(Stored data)
····················

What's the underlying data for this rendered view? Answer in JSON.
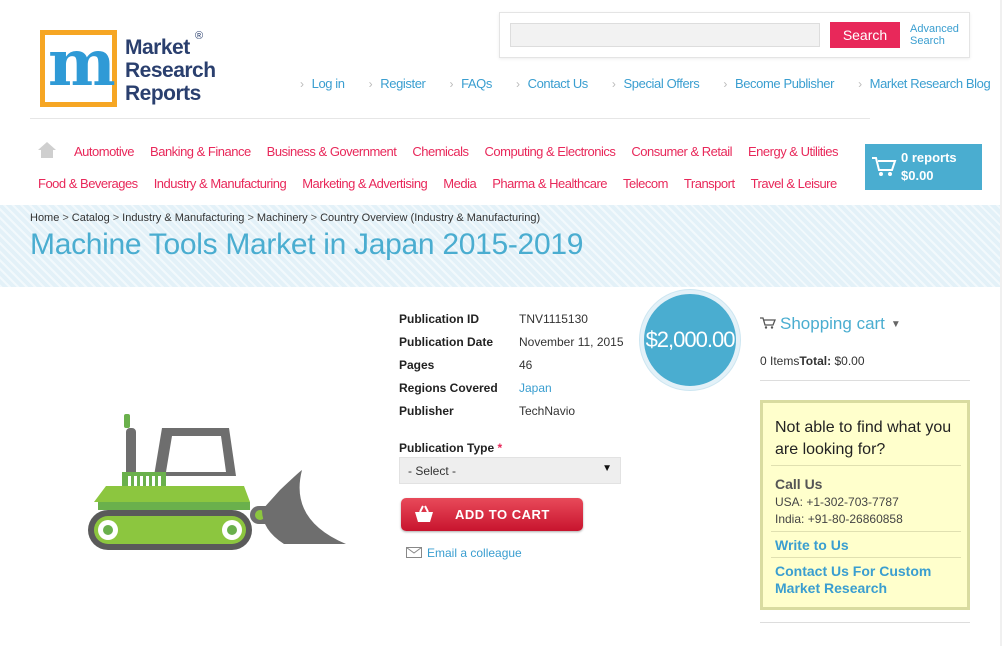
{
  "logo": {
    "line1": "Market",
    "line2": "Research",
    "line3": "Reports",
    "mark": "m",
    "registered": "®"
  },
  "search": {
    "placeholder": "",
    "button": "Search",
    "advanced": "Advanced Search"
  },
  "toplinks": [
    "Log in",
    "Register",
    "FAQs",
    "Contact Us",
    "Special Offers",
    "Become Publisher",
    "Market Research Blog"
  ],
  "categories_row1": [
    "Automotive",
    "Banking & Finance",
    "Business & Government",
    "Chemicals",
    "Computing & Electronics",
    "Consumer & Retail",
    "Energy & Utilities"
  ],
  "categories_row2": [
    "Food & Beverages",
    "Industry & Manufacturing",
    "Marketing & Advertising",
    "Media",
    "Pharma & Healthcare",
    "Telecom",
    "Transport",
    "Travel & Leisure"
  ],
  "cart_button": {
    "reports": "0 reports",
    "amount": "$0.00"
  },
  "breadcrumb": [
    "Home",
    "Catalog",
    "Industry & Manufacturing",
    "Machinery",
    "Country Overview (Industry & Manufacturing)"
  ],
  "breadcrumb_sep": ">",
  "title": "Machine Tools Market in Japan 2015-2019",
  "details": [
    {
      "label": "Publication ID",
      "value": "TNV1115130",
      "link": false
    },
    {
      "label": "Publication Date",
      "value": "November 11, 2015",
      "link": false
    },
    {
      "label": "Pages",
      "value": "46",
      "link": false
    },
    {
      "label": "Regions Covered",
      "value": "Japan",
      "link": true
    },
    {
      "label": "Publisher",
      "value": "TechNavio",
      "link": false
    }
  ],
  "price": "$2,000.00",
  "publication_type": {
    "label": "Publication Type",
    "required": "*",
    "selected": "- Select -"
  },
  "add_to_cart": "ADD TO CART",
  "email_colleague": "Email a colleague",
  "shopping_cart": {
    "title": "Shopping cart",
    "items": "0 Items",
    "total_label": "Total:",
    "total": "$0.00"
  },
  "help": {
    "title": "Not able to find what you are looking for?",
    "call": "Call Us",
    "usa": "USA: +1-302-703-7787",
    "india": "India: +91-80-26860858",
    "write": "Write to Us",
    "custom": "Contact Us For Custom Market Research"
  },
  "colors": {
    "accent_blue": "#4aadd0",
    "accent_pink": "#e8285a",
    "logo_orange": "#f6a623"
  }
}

····················

> YOUR GOAL
Copy the entries exactly. Leave out the images.

> RESULT OF THIS TASK
What's the underlying data for this rendered view? Answer in JSON.
{
  "logo": {
    "line1": "Market",
    "line2": "Research",
    "line3": "Reports",
    "mark": "m",
    "registered": "®"
  },
  "search": {
    "placeholder": "",
    "button": "Search",
    "advanced": "Advanced Search"
  },
  "toplinks": [
    "Log in",
    "Register",
    "FAQs",
    "Contact Us",
    "Special Offers",
    "Become Publisher",
    "Market Research Blog"
  ],
  "categories_row1": [
    "Automotive",
    "Banking & Finance",
    "Business & Government",
    "Chemicals",
    "Computing & Electronics",
    "Consumer & Retail",
    "Energy & Utilities"
  ],
  "categories_row2": [
    "Food & Beverages",
    "Industry & Manufacturing",
    "Marketing & Advertising",
    "Media",
    "Pharma & Healthcare",
    "Telecom",
    "Transport",
    "Travel & Leisure"
  ],
  "cart_button": {
    "reports": "0 reports",
    "amount": "$0.00"
  },
  "breadcrumb": [
    "Home",
    "Catalog",
    "Industry & Manufacturing",
    "Machinery",
    "Country Overview (Industry & Manufacturing)"
  ],
  "breadcrumb_sep": ">",
  "title": "Machine Tools Market in Japan 2015-2019",
  "details": [
    {
      "label": "Publication ID",
      "value": "TNV1115130",
      "link": false
    },
    {
      "label": "Publication Date",
      "value": "November 11, 2015",
      "link": false
    },
    {
      "label": "Pages",
      "value": "46",
      "link": false
    },
    {
      "label": "Regions Covered",
      "value": "Japan",
      "link": true
    },
    {
      "label": "Publisher",
      "value": "TechNavio",
      "link": false
    }
  ],
  "price": "$2,000.00",
  "publication_type": {
    "label": "Publication Type",
    "required": "*",
    "selected": "- Select -"
  },
  "add_to_cart": "ADD TO CART",
  "email_colleague": "Email a colleague",
  "shopping_cart": {
    "title": "Shopping cart",
    "items": "0 Items",
    "total_label": "Total:",
    "total": "$0.00"
  },
  "help": {
    "title": "Not able to find what you are looking for?",
    "call": "Call Us",
    "usa": "USA: +1-302-703-7787",
    "india": "India: +91-80-26860858",
    "write": "Write to Us",
    "custom": "Contact Us For Custom Market Research"
  },
  "colors": {
    "accent_blue": "#4aadd0",
    "accent_pink": "#e8285a",
    "logo_orange": "#f6a623"
  }
}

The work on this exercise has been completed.